• Task instructions
Please repeat every entry that follows, keeping each one exactly the same.

• Entries provided
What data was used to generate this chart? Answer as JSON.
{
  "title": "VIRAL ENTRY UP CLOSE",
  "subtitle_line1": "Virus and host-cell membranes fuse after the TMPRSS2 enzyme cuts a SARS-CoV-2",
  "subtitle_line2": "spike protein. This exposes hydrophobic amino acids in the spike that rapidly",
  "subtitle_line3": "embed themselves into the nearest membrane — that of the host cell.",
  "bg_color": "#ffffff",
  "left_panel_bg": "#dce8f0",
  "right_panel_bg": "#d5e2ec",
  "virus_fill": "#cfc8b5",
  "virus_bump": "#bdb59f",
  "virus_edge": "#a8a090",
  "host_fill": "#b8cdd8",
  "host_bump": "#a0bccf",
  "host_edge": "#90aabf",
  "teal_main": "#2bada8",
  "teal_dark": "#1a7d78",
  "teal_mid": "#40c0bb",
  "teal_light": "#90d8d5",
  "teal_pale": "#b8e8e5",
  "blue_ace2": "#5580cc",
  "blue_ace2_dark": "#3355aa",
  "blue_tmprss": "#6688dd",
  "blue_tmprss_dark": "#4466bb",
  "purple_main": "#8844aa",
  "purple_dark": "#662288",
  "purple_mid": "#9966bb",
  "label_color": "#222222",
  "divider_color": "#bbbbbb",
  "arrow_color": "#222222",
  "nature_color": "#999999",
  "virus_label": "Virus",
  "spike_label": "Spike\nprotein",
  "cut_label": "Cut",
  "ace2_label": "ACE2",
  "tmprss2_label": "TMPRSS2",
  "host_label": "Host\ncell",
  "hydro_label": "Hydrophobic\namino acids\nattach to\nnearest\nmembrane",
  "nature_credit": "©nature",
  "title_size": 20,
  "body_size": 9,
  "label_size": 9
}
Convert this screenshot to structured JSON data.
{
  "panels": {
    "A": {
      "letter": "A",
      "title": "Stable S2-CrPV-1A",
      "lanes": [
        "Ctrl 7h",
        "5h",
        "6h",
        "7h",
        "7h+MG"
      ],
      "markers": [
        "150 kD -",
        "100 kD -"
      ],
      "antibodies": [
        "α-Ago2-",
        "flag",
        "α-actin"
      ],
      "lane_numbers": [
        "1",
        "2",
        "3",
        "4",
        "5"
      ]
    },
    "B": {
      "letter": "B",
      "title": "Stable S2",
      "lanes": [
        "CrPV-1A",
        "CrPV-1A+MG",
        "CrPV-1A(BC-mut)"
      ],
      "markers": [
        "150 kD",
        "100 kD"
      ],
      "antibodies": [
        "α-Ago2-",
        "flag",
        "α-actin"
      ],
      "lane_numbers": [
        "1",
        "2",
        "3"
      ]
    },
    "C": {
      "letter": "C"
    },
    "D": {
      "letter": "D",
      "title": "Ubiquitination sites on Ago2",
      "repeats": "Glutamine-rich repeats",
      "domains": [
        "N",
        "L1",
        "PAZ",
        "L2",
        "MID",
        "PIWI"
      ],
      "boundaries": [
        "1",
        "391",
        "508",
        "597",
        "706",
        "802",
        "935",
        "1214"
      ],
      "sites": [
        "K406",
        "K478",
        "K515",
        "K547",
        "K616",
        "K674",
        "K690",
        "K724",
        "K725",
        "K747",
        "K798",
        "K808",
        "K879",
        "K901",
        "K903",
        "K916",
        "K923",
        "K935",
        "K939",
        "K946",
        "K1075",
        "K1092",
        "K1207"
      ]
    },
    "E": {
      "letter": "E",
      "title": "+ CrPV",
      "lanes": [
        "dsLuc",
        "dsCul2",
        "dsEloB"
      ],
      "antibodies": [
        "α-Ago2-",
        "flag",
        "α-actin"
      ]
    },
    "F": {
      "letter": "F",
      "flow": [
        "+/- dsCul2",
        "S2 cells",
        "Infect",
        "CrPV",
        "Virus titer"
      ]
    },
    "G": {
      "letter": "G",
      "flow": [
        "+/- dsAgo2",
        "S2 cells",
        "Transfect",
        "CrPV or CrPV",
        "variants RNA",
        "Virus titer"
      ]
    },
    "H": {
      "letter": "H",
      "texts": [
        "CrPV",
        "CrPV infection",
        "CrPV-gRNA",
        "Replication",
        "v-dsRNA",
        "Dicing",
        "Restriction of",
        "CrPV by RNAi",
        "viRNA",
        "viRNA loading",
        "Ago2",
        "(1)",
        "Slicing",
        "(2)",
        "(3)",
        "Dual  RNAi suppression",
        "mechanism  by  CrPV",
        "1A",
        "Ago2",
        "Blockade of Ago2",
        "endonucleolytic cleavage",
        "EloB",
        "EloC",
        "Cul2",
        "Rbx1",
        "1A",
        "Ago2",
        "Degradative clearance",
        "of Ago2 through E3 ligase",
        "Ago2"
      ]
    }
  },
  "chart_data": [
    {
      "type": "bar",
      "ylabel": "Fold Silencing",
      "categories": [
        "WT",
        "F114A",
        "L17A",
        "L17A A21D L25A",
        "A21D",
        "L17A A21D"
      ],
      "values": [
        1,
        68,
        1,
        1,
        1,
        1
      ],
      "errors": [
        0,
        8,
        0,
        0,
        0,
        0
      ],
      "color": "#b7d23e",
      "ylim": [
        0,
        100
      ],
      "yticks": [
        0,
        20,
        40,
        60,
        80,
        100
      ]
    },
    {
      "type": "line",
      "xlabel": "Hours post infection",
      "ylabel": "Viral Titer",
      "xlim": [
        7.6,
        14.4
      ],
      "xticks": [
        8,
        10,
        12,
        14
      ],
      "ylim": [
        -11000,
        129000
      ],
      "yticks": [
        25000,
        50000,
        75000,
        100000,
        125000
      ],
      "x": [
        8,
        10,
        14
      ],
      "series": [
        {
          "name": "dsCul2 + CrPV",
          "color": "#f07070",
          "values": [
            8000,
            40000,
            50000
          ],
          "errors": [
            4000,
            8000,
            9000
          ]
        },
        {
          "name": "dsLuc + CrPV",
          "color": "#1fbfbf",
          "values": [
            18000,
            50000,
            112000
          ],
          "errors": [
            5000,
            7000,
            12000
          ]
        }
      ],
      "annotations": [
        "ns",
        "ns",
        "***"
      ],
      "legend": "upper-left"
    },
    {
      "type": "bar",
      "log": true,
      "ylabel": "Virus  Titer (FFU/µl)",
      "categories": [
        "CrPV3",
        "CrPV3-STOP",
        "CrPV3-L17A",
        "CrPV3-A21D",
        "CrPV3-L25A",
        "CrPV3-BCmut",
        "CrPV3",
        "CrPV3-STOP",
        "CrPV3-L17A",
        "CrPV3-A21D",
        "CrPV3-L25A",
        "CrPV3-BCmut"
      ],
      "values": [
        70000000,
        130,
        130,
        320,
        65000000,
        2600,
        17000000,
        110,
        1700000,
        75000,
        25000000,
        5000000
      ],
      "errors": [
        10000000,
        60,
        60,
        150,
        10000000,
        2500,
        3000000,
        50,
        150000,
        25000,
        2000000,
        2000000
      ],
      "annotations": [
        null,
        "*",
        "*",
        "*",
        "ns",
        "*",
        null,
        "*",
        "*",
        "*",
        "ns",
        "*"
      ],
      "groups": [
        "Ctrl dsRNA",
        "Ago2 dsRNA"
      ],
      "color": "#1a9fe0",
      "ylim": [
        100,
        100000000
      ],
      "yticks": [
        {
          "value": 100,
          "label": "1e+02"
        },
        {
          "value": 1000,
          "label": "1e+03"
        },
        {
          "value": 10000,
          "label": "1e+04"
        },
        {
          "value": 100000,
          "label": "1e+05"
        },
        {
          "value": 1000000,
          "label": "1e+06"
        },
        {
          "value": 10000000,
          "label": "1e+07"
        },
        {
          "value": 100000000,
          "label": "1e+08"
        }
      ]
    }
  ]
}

• Expected answer
What data was used to generate this chart? Answer as JSON.
{
  "title": "VIRAL ENTRY UP CLOSE",
  "subtitle_line1": "Virus and host-cell membranes fuse after the TMPRSS2 enzyme cuts a SARS-CoV-2",
  "subtitle_line2": "spike protein. This exposes hydrophobic amino acids in the spike that rapidly",
  "subtitle_line3": "embed themselves into the nearest membrane — that of the host cell.",
  "bg_color": "#ffffff",
  "left_panel_bg": "#dce8f0",
  "right_panel_bg": "#d5e2ec",
  "virus_fill": "#cfc8b5",
  "virus_bump": "#bdb59f",
  "virus_edge": "#a8a090",
  "host_fill": "#b8cdd8",
  "host_bump": "#a0bccf",
  "host_edge": "#90aabf",
  "teal_main": "#2bada8",
  "teal_dark": "#1a7d78",
  "teal_mid": "#40c0bb",
  "teal_light": "#90d8d5",
  "teal_pale": "#b8e8e5",
  "blue_ace2": "#5580cc",
  "blue_ace2_dark": "#3355aa",
  "blue_tmprss": "#6688dd",
  "blue_tmprss_dark": "#4466bb",
  "purple_main": "#8844aa",
  "purple_dark": "#662288",
  "purple_mid": "#9966bb",
  "label_color": "#222222",
  "divider_color": "#bbbbbb",
  "arrow_color": "#222222",
  "nature_color": "#999999",
  "virus_label": "Virus",
  "spike_label": "Spike\nprotein",
  "cut_label": "Cut",
  "ace2_label": "ACE2",
  "tmprss2_label": "TMPRSS2",
  "host_label": "Host\ncell",
  "hydro_label": "Hydrophobic\namino acids\nattach to\nnearest\nmembrane",
  "nature_credit": "©nature",
  "title_size": 20,
  "body_size": 9,
  "label_size": 9
}
Convert this screenshot to structured JSON data.
{
  "panels": {
    "A": {
      "letter": "A",
      "title": "Stable S2-CrPV-1A",
      "lanes": [
        "Ctrl 7h",
        "5h",
        "6h",
        "7h",
        "7h+MG"
      ],
      "markers": [
        "150 kD -",
        "100 kD -"
      ],
      "antibodies": [
        "α-Ago2-",
        "flag",
        "α-actin"
      ],
      "lane_numbers": [
        "1",
        "2",
        "3",
        "4",
        "5"
      ]
    },
    "B": {
      "letter": "B",
      "title": "Stable S2",
      "lanes": [
        "CrPV-1A",
        "CrPV-1A+MG",
        "CrPV-1A(BC-mut)"
      ],
      "markers": [
        "150 kD",
        "100 kD"
      ],
      "antibodies": [
        "α-Ago2-",
        "flag",
        "α-actin"
      ],
      "lane_numbers": [
        "1",
        "2",
        "3"
      ]
    },
    "C": {
      "letter": "C"
    },
    "D": {
      "letter": "D",
      "title": "Ubiquitination sites on Ago2",
      "repeats": "Glutamine-rich repeats",
      "domains": [
        "N",
        "L1",
        "PAZ",
        "L2",
        "MID",
        "PIWI"
      ],
      "boundaries": [
        "1",
        "391",
        "508",
        "597",
        "706",
        "802",
        "935",
        "1214"
      ],
      "sites": [
        "K406",
        "K478",
        "K515",
        "K547",
        "K616",
        "K674",
        "K690",
        "K724",
        "K725",
        "K747",
        "K798",
        "K808",
        "K879",
        "K901",
        "K903",
        "K916",
        "K923",
        "K935",
        "K939",
        "K946",
        "K1075",
        "K1092",
        "K1207"
      ]
    },
    "E": {
      "letter": "E",
      "title": "+ CrPV",
      "lanes": [
        "dsLuc",
        "dsCul2",
        "dsEloB"
      ],
      "antibodies": [
        "α-Ago2-",
        "flag",
        "α-actin"
      ]
    },
    "F": {
      "letter": "F",
      "flow": [
        "+/- dsCul2",
        "S2 cells",
        "Infect",
        "CrPV",
        "Virus titer"
      ]
    },
    "G": {
      "letter": "G",
      "flow": [
        "+/- dsAgo2",
        "S2 cells",
        "Transfect",
        "CrPV or CrPV",
        "variants RNA",
        "Virus titer"
      ]
    },
    "H": {
      "letter": "H",
      "texts": [
        "CrPV",
        "CrPV infection",
        "CrPV-gRNA",
        "Replication",
        "v-dsRNA",
        "Dicing",
        "Restriction of",
        "CrPV by RNAi",
        "viRNA",
        "viRNA loading",
        "Ago2",
        "(1)",
        "Slicing",
        "(2)",
        "(3)",
        "Dual  RNAi suppression",
        "mechanism  by  CrPV",
        "1A",
        "Ago2",
        "Blockade of Ago2",
        "endonucleolytic cleavage",
        "EloB",
        "EloC",
        "Cul2",
        "Rbx1",
        "1A",
        "Ago2",
        "Degradative clearance",
        "of Ago2 through E3 ligase",
        "Ago2"
      ]
    }
  },
  "chart_data": [
    {
      "type": "bar",
      "ylabel": "Fold Silencing",
      "categories": [
        "WT",
        "F114A",
        "L17A",
        "L17A A21D L25A",
        "A21D",
        "L17A A21D"
      ],
      "values": [
        1,
        68,
        1,
        1,
        1,
        1
      ],
      "errors": [
        0,
        8,
        0,
        0,
        0,
        0
      ],
      "color": "#b7d23e",
      "ylim": [
        0,
        100
      ],
      "yticks": [
        0,
        20,
        40,
        60,
        80,
        100
      ]
    },
    {
      "type": "line",
      "xlabel": "Hours post infection",
      "ylabel": "Viral Titer",
      "xlim": [
        7.6,
        14.4
      ],
      "xticks": [
        8,
        10,
        12,
        14
      ],
      "ylim": [
        -11000,
        129000
      ],
      "yticks": [
        25000,
        50000,
        75000,
        100000,
        125000
      ],
      "x": [
        8,
        10,
        14
      ],
      "series": [
        {
          "name": "dsCul2 + CrPV",
          "color": "#f07070",
          "values": [
            8000,
            40000,
            50000
          ],
          "errors": [
            4000,
            8000,
            9000
          ]
        },
        {
          "name": "dsLuc + CrPV",
          "color": "#1fbfbf",
          "values": [
            18000,
            50000,
            112000
          ],
          "errors": [
            5000,
            7000,
            12000
          ]
        }
      ],
      "annotations": [
        "ns",
        "ns",
        "***"
      ],
      "legend": "upper-left"
    },
    {
      "type": "bar",
      "log": true,
      "ylabel": "Virus  Titer (FFU/µl)",
      "categories": [
        "CrPV3",
        "CrPV3-STOP",
        "CrPV3-L17A",
        "CrPV3-A21D",
        "CrPV3-L25A",
        "CrPV3-BCmut",
        "CrPV3",
        "CrPV3-STOP",
        "CrPV3-L17A",
        "CrPV3-A21D",
        "CrPV3-L25A",
        "CrPV3-BCmut"
      ],
      "values": [
        70000000,
        130,
        130,
        320,
        65000000,
        2600,
        17000000,
        110,
        1700000,
        75000,
        25000000,
        5000000
      ],
      "errors": [
        10000000,
        60,
        60,
        150,
        10000000,
        2500,
        3000000,
        50,
        150000,
        25000,
        2000000,
        2000000
      ],
      "annotations": [
        null,
        "*",
        "*",
        "*",
        "ns",
        "*",
        null,
        "*",
        "*",
        "*",
        "ns",
        "*"
      ],
      "groups": [
        "Ctrl dsRNA",
        "Ago2 dsRNA"
      ],
      "color": "#1a9fe0",
      "ylim": [
        100,
        100000000
      ],
      "yticks": [
        {
          "value": 100,
          "label": "1e+02"
        },
        {
          "value": 1000,
          "label": "1e+03"
        },
        {
          "value": 10000,
          "label": "1e+04"
        },
        {
          "value": 100000,
          "label": "1e+05"
        },
        {
          "value": 1000000,
          "label": "1e+06"
        },
        {
          "value": 10000000,
          "label": "1e+07"
        },
        {
          "value": 100000000,
          "label": "1e+08"
        }
      ]
    }
  ]
}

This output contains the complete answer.